* Records from a data source:
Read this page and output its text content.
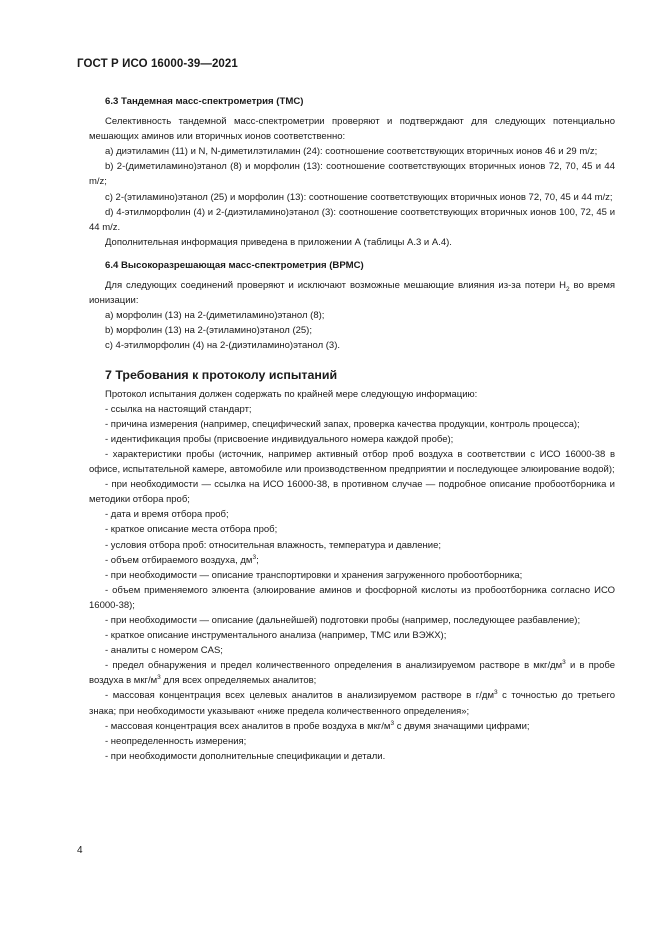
ГОСТ Р ИСО 16000-39—2021
6.3 Тандемная масс-спектрометрия (ТМС)

Селективность тандемной масс-спектрометрии проверяют и подтверждают для следующих потенциально мешающих аминов или вторичных ионов соответственно:

a) диэтиламин (11) и N, N-диметилэтиламин (24): соотношение соответствующих вторичных ионов 46 и 29 m/z;

b) 2-(диметиламино)этанол (8) и морфолин (13): соотношение соответствующих вторичных ионов 72, 70, 45 и 44 m/z;

c) 2-(этиламино)этанол (25) и морфолин (13): соотношение соответствующих вторичных ионов 72, 70, 45 и 44 m/z;

d) 4-этилморфолин (4) и 2-(диэтиламино)этанол (3): соотношение соответствующих вторичных ионов 100, 72, 45 и 44 m/z.

Дополнительная информация приведена в приложении А (таблицы А.3 и А.4).

6.4 Высокоразрешающая масс-спектрометрия (ВРМС)

Для следующих соединений проверяют и исключают возможные мешающие влияния из-за потери $H_2$ во время ионизации:

a) морфолин (13) на 2-(диметиламино)этанол (8);

b) морфолин (13) на 2-(этиламино)этанол (25);

c) 4-этилморфолин (4) на 2-(диэтиламино)этанол (3).

7 Требования к протоколу испытаний

Протокол испытания должен содержать по крайней мере следующую информацию:

- ссылка на настоящий стандарт;

- причина измерения (например, специфический запах, проверка качества продукции, контроль процесса);

- идентификация пробы (присвоение индивидуального номера каждой пробе);

- характеристики пробы (источник, например активный отбор проб воздуха в соответствии с ИСО 16000-38 в офисе, испытательной камере, автомобиле или производственном предприятии и последующее элюирование водой);

- при необходимости — ссылка на ИСО 16000-38, в противном случае — подробное описание пробоотборника и методики отбора проб;

- дата и время отбора проб;

- краткое описание места отбора проб;

- условия отбора проб: относительная влажность, температура и давление;

- объем отбираемого воздуха, $дм^3$;

- при необходимости — описание транспортировки и хранения загруженного пробоотборника;

- объем применяемого элюента (элюирование аминов и фосфорной кислоты из пробоотборника согласно ИСО 16000-38);

- при необходимости — описание (дальнейшей) подготовки пробы (например, последующее разбавление);

- краткое описание инструментального анализа (например, ТМС или ВЭЖХ);

- аналиты с номером CAS;

- предел обнаружения и предел количественного определения в анализируемом растворе в мкг/$дм^3$ и в пробе воздуха в мкг/$м^3$ для всех определяемых аналитов;

- массовая концентрация всех целевых аналитов в анализируемом растворе в $г/дм^3$ с точностью до третьего знака; при необходимости указывают «ниже предела количественного определения»;

- массовая концентрация всех аналитов в пробе воздуха в мкг/$м^3$ с двумя значащими цифрами;

- неопределенность измерения;

- при необходимости дополнительные спецификации и детали.

4
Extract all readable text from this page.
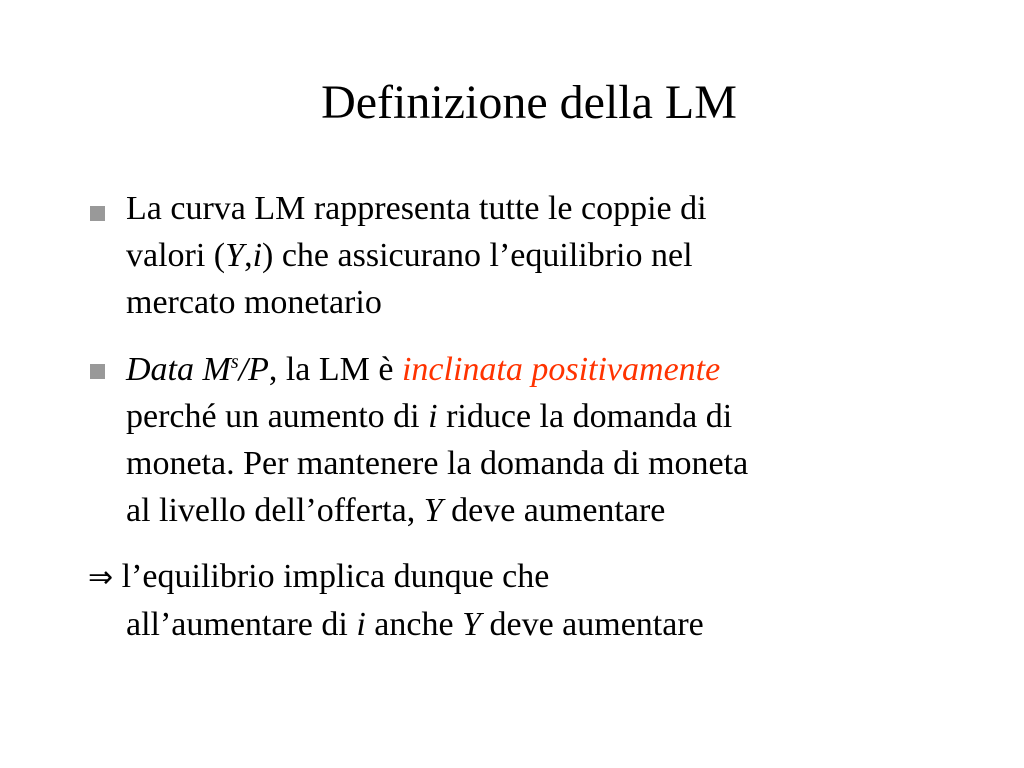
Definizione della LM
La curva LM rappresenta tutte le coppie di
valori (Y,i) che assicurano l’equilibrio nel
mercato monetario
Data $M^s/P$, la LM è inclinata positivamente
perché un aumento di i riduce la domanda di
moneta. Per mantenere la domanda di moneta
al livello dell’offerta, Y deve aumentare
⇒ l’equilibrio implica dunque che
all’aumentare di i anche Y deve aumentare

* WRITTEN REQUEST: Copy out every line of the data that includes the word "следующих".

* SOLUTION:
Селективность тандемной масс-спектрометрии проверяют и подтверждают для следующих потенциально мешающих аминов или вторичных ионов соответственно:
Для следующих соединений проверяют и исключают возможные мешающие влияния из-за потери $H_2$ во время ионизации:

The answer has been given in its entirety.